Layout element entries
- - -

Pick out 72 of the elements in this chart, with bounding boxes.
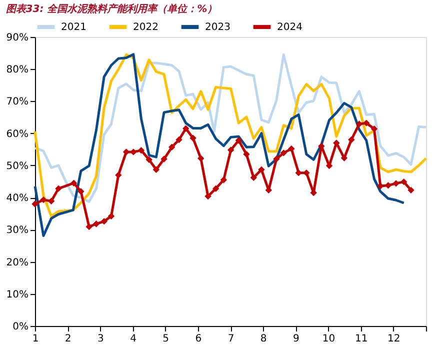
point: [258, 166, 265, 173]
x-tick-label: 6: [195, 334, 202, 344]
point: [40, 196, 47, 204]
point: [55, 185, 62, 192]
y-tick-label: 10%: [6, 289, 28, 300]
point: [152, 166, 160, 173]
line-series: [34, 53, 406, 238]
y-tick-label: 70%: [6, 96, 28, 108]
point: [212, 185, 220, 192]
legend-label: 2023: [205, 22, 230, 33]
point: [160, 156, 168, 162]
point: [348, 136, 355, 144]
point: [130, 148, 137, 156]
point: [78, 188, 84, 195]
y-tick-label: 40%: [6, 193, 28, 204]
y-tick-label: 90%: [6, 32, 28, 44]
x-tick-label: 5: [162, 334, 170, 344]
x-tick-label: 2: [64, 334, 72, 344]
point: [176, 136, 182, 144]
point: [408, 186, 414, 194]
chart-title: 图表33: 全国水泥熟料产能利用率（单位：%）: [6, 3, 218, 15]
x-tick-label: 3: [97, 334, 104, 344]
point: [190, 134, 196, 142]
point: [70, 180, 78, 186]
legend-label: 2022: [133, 22, 158, 33]
point: [108, 212, 115, 220]
point: [384, 182, 392, 189]
x-tick-label: 7: [228, 334, 234, 344]
point: [280, 150, 287, 156]
point: [250, 174, 257, 181]
point: [377, 182, 384, 190]
legend-label: 2024: [277, 22, 302, 33]
x-tick-label: 1: [32, 334, 39, 344]
point: [288, 145, 295, 152]
point: [86, 223, 92, 230]
point: [182, 125, 190, 132]
point: [363, 120, 370, 126]
point: [197, 155, 204, 162]
point: [138, 147, 145, 154]
point: [235, 137, 242, 144]
point: [100, 218, 108, 225]
y-tick-label: 50%: [6, 160, 28, 172]
y-tick-label: 30%: [6, 225, 28, 236]
x-tick-label: 9: [292, 334, 300, 344]
point: [204, 192, 212, 200]
point: [220, 176, 228, 184]
point: [273, 156, 280, 162]
point: [32, 200, 38, 208]
point: [243, 150, 250, 158]
x-tick-label: 11: [354, 334, 368, 344]
point: [48, 198, 55, 204]
point: [340, 154, 348, 162]
point: [227, 146, 234, 154]
point: [295, 169, 302, 176]
x-tick-label: 10: [322, 334, 336, 344]
x-tick-label: 8: [260, 334, 267, 344]
y-tick-label: 60%: [6, 128, 28, 140]
y-tick-label: 0%: [12, 322, 28, 332]
point: [92, 220, 100, 228]
point: [356, 120, 363, 128]
point: [400, 178, 408, 186]
legend-label: 2021: [61, 22, 86, 33]
point: [392, 180, 400, 187]
y-tick-label: 80%: [6, 64, 28, 76]
point: [168, 144, 176, 150]
point: [146, 156, 152, 164]
x-tick-label: 4: [130, 334, 136, 344]
point: [303, 169, 310, 176]
point: [115, 172, 122, 178]
y-tick-label: 20%: [6, 257, 28, 268]
x-tick-label: 12: [388, 334, 400, 344]
point: [370, 125, 378, 132]
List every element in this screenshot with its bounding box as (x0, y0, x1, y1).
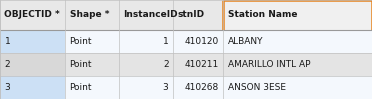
Text: 2: 2 (163, 60, 169, 69)
Text: Point: Point (70, 37, 92, 46)
Bar (65, 30, 119, 53)
Text: 410120: 410120 (185, 37, 219, 46)
Bar (0, 53, 65, 76)
Bar (65, 76, 119, 99)
Text: Shape *: Shape * (70, 10, 109, 19)
Bar (119, 0, 173, 30)
Text: 3: 3 (4, 83, 10, 92)
Text: 410211: 410211 (185, 60, 219, 69)
Bar (0, 0, 65, 30)
Text: Point: Point (70, 83, 92, 92)
Bar (119, 53, 173, 76)
Text: 2: 2 (4, 60, 10, 69)
Bar (119, 76, 173, 99)
Text: Station Name: Station Name (228, 10, 297, 19)
Text: 1: 1 (4, 37, 10, 46)
Text: AMARILLO INTL AP: AMARILLO INTL AP (228, 60, 310, 69)
Bar (223, 53, 372, 76)
Text: 410268: 410268 (185, 83, 219, 92)
Text: 1: 1 (163, 37, 169, 46)
Bar (0, 30, 65, 53)
Bar (223, 0, 372, 30)
Text: OBJECTID *: OBJECTID * (4, 10, 60, 19)
Text: ANSON 3ESE: ANSON 3ESE (228, 83, 286, 92)
Bar (223, 30, 372, 53)
Bar (0, 76, 65, 99)
Text: 3: 3 (163, 83, 169, 92)
Bar (173, 30, 223, 53)
Bar (173, 76, 223, 99)
Bar (173, 53, 223, 76)
Bar (65, 0, 119, 30)
Bar (173, 0, 223, 30)
Text: ALBANY: ALBANY (228, 37, 263, 46)
Text: stnID: stnID (177, 10, 205, 19)
Text: Point: Point (70, 60, 92, 69)
Bar (223, 76, 372, 99)
Bar (119, 30, 173, 53)
Bar (65, 53, 119, 76)
Text: InstanceID: InstanceID (124, 10, 178, 19)
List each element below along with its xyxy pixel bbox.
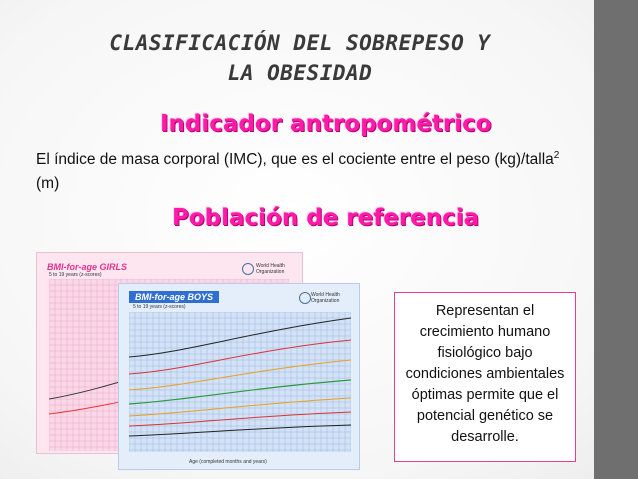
girls-chart-title: BMI-for-age GIRLS: [47, 262, 127, 272]
boys-bmi-chart: BMI-for-age BOYS 5 to 19 years (z-scores…: [118, 283, 360, 470]
title-line-1: CLASIFICACIÓN DEL SOBREPESO Y: [109, 31, 491, 55]
who-logo-icon: [242, 263, 254, 275]
boys-chart-title: BMI-for-age BOYS: [129, 291, 220, 303]
body-tail: (m): [36, 175, 60, 193]
girls-chart-org: World Health Organization: [256, 263, 285, 275]
right-sidebar: [594, 0, 638, 479]
slide-title: CLASIFICACIÓN DEL SOBREPESO Y LA OBESIDA…: [30, 28, 570, 88]
boys-chart-grid: [129, 312, 351, 452]
boys-chart-xlabel: Age (completed months and years): [189, 459, 267, 465]
heading-indicador: Indicador antropométrico: [160, 111, 492, 137]
who-logo-icon: [299, 292, 311, 304]
boys-chart-org: World Health Organization: [311, 292, 340, 304]
boys-chart-subtitle: 5 to 19 years (z-scores): [133, 304, 186, 310]
body-main: El índice de masa corporal (IMC), que es…: [36, 151, 554, 169]
body-text: El índice de masa corporal (IMC), que es…: [36, 144, 576, 196]
girls-chart-subtitle: 5 to 19 years (z-scores): [49, 272, 102, 278]
heading-poblacion: Población de referencia: [172, 205, 480, 231]
title-line-2: LA OBESIDAD: [227, 61, 373, 85]
callout-box: Representan el crecimiento humano fisiol…: [394, 292, 576, 462]
body-superscript: 2: [553, 150, 560, 161]
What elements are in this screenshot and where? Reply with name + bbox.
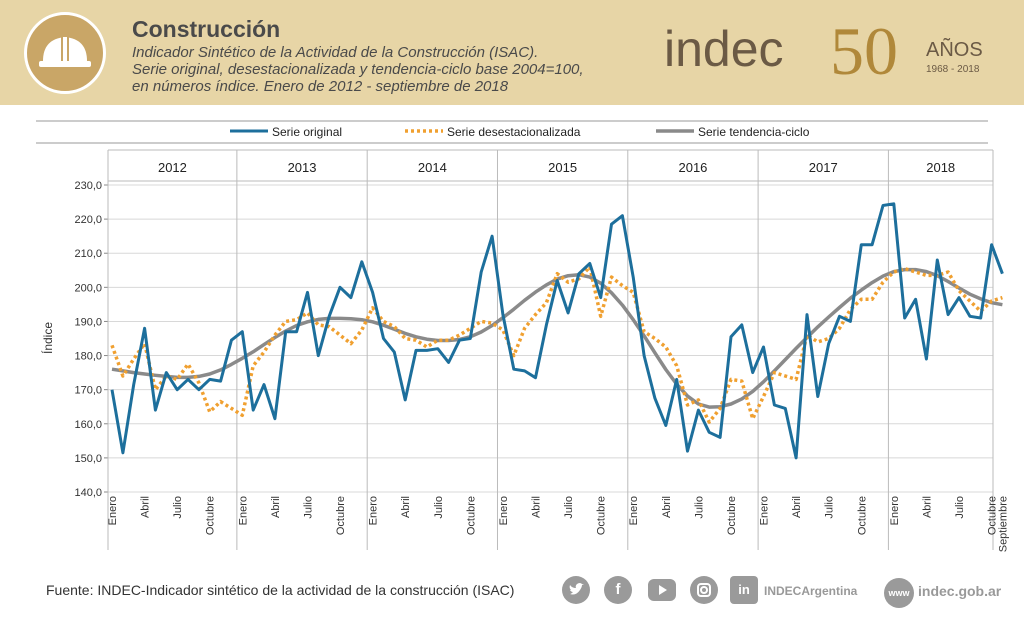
series-line-tendencia-ciclo [111, 267, 1003, 409]
twitter-icon[interactable] [562, 576, 590, 604]
legend-label: Serie tendencia-ciclo [698, 125, 810, 139]
x-tick-label: Octubre [335, 496, 347, 535]
x-tick-label: Abril [791, 496, 803, 518]
y-tick-label: 150,0 [74, 453, 102, 465]
x-tick-label: Enero [759, 496, 771, 525]
y-tick-label: 140,0 [74, 487, 102, 499]
x-tick-label: Julio [954, 496, 966, 519]
x-tick-label: Enero [107, 496, 119, 525]
instagram-icon[interactable] [690, 576, 718, 604]
x-tick-label: Enero [368, 496, 380, 525]
x-tick-label: Abril [530, 496, 542, 518]
y-tick-label: 210,0 [74, 248, 102, 260]
subtitle-line: en números índice. Enero de 2012 - septi… [132, 78, 509, 95]
y-tick-label: 170,0 [74, 385, 102, 397]
x-tick-label: Abril [270, 496, 282, 518]
x-tick-label: Octubre [596, 496, 608, 535]
x-tick-label: Enero [498, 496, 510, 525]
year-label: 2015 [548, 160, 577, 175]
isac-line-chart: Serie original Serie desestacionalizada Se… [36, 120, 1009, 552]
linkedin-icon[interactable]: in [730, 576, 758, 604]
year-label: 2016 [678, 160, 707, 175]
series-line-desestacionalizada [110, 265, 1003, 424]
logo-text: indec [664, 21, 784, 77]
y-axis-label: Índice [40, 322, 55, 354]
x-tick-label: Enero [237, 496, 249, 525]
x-tick-label: Abril [661, 496, 673, 518]
subtitle-line: Serie original, desestacionalizada y ten… [132, 61, 584, 78]
x-tick-label: Octubre [987, 496, 999, 535]
subtitle-line: Indicador Sintético de la Actividad de l… [132, 44, 539, 61]
indec-50-anios-logo: indec 50 AÑOS 1968 - 2018 [664, 14, 983, 89]
anniversary-word: AÑOS [926, 37, 983, 61]
y-tick-label: 160,0 [74, 419, 102, 431]
www-icon: www [884, 578, 914, 608]
year-label: 2017 [809, 160, 838, 175]
x-tick-label: Abril [921, 496, 933, 518]
source-note: Fuente: INDEC-Indicador sintético de la … [46, 582, 514, 598]
header-banner: Construcción Indicador Sintético de la A… [0, 0, 1024, 105]
legend-label: Serie desestacionalizada [447, 125, 581, 139]
x-tick-label: Octubre [726, 496, 738, 535]
year-label: 2014 [418, 160, 447, 175]
y-tick-label: 180,0 [74, 351, 102, 363]
x-tick-label: Julio [302, 496, 314, 519]
x-tick-label: Abril [140, 496, 152, 518]
x-tick-label: Septiembre [997, 496, 1009, 552]
x-tick-label: Octubre [465, 496, 477, 535]
source-text: : INDEC-Indicador sintético de la activi… [89, 582, 515, 598]
series-line-original [110, 202, 1004, 460]
page-subtitle: Indicador Sintético de la Actividad de l… [132, 44, 632, 95]
anniversary-number: 50 [830, 14, 898, 89]
x-tick-label: Enero [889, 496, 901, 525]
y-tick-label: 200,0 [74, 282, 102, 294]
source-label: Fuente [46, 582, 90, 598]
website-link[interactable]: indec.gob.ar [918, 583, 1002, 599]
construction-helmet-icon [24, 12, 106, 94]
x-tick-label: Julio [693, 496, 705, 519]
x-tick-label: Julio [172, 496, 184, 519]
social-handle[interactable]: INDECArgentina [764, 584, 858, 598]
x-tick-label: Julio [824, 496, 836, 519]
x-tick-label: Enero [628, 496, 640, 525]
x-tick-label: Julio [433, 496, 445, 519]
x-tick-label: Octubre [205, 496, 217, 535]
x-tick-label: Julio [563, 496, 575, 519]
legend-label: Serie original [272, 125, 342, 139]
year-label: 2013 [288, 160, 317, 175]
anniversary-years: 1968 - 2018 [926, 64, 980, 75]
x-tick-label: Octubre [856, 496, 868, 535]
y-tick-label: 220,0 [74, 214, 102, 226]
x-tick-label: Abril [400, 496, 412, 518]
page-title: Construcción [132, 16, 281, 42]
year-label: 2012 [158, 160, 187, 175]
y-tick-label: 230,0 [74, 180, 102, 192]
youtube-icon[interactable] [648, 579, 676, 601]
y-tick-label: 190,0 [74, 316, 102, 328]
year-label: 2018 [926, 160, 955, 175]
facebook-icon[interactable]: f [604, 576, 632, 604]
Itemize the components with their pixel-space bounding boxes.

- - -

Rename "Point" to "Feature" in everything from the line containing "Text: 2: 2 (163, 60, 169, 69)" down to the line containing "List each element", and leave the rest of those lines unchanged.

* _Written answer_:
Text: 2: 2 (163, 60, 169, 69)
Text: Feature: Feature (70, 37, 92, 46)
Bar (65, 30, 119, 53)
Text: 410120: 410120 (185, 37, 219, 46)
Bar (0, 53, 65, 76)
Bar (65, 76, 119, 99)
Text: Shape *: Shape * (70, 10, 109, 19)
Bar (119, 0, 173, 30)
Text: 3: 3 (4, 83, 10, 92)
Text: 410211: 410211 (185, 60, 219, 69)
Bar (0, 0, 65, 30)
Text: Feature: Feature (70, 83, 92, 92)
Bar (119, 53, 173, 76)
Text: 2: 2 (4, 60, 10, 69)
Bar (119, 76, 173, 99)
Text: Station Name: Station Name (228, 10, 297, 19)
Text: 1: 1 (4, 37, 10, 46)
Text: AMARILLO INTL AP: AMARILLO INTL AP (228, 60, 310, 69)
Bar (223, 53, 372, 76)
Text: 410268: 410268 (185, 83, 219, 92)
Text: 1: 1 (163, 37, 169, 46)
Bar (0, 30, 65, 53)
Bar (223, 0, 372, 30)
Text: OBJECTID *: OBJECTID * (4, 10, 60, 19)
Text: ANSON 3ESE: ANSON 3ESE (228, 83, 286, 92)
Bar (223, 30, 372, 53)
Bar (0, 76, 65, 99)
Text: 3: 3 (163, 83, 169, 92)
Bar (173, 30, 223, 53)
Bar (173, 76, 223, 99)
Bar (173, 53, 223, 76)
Bar (65, 0, 119, 30)
Bar (173, 0, 223, 30)
Text: ALBANY: ALBANY (228, 37, 263, 46)
Text: stnID: stnID (177, 10, 205, 19)
Text: Feature: Feature (70, 60, 92, 69)
Bar (223, 76, 372, 99)
Bar (119, 30, 173, 53)
Bar (65, 53, 119, 76)
Text: InstanceID: InstanceID (124, 10, 178, 19)
List each element below along with its xyxy pixel bbox.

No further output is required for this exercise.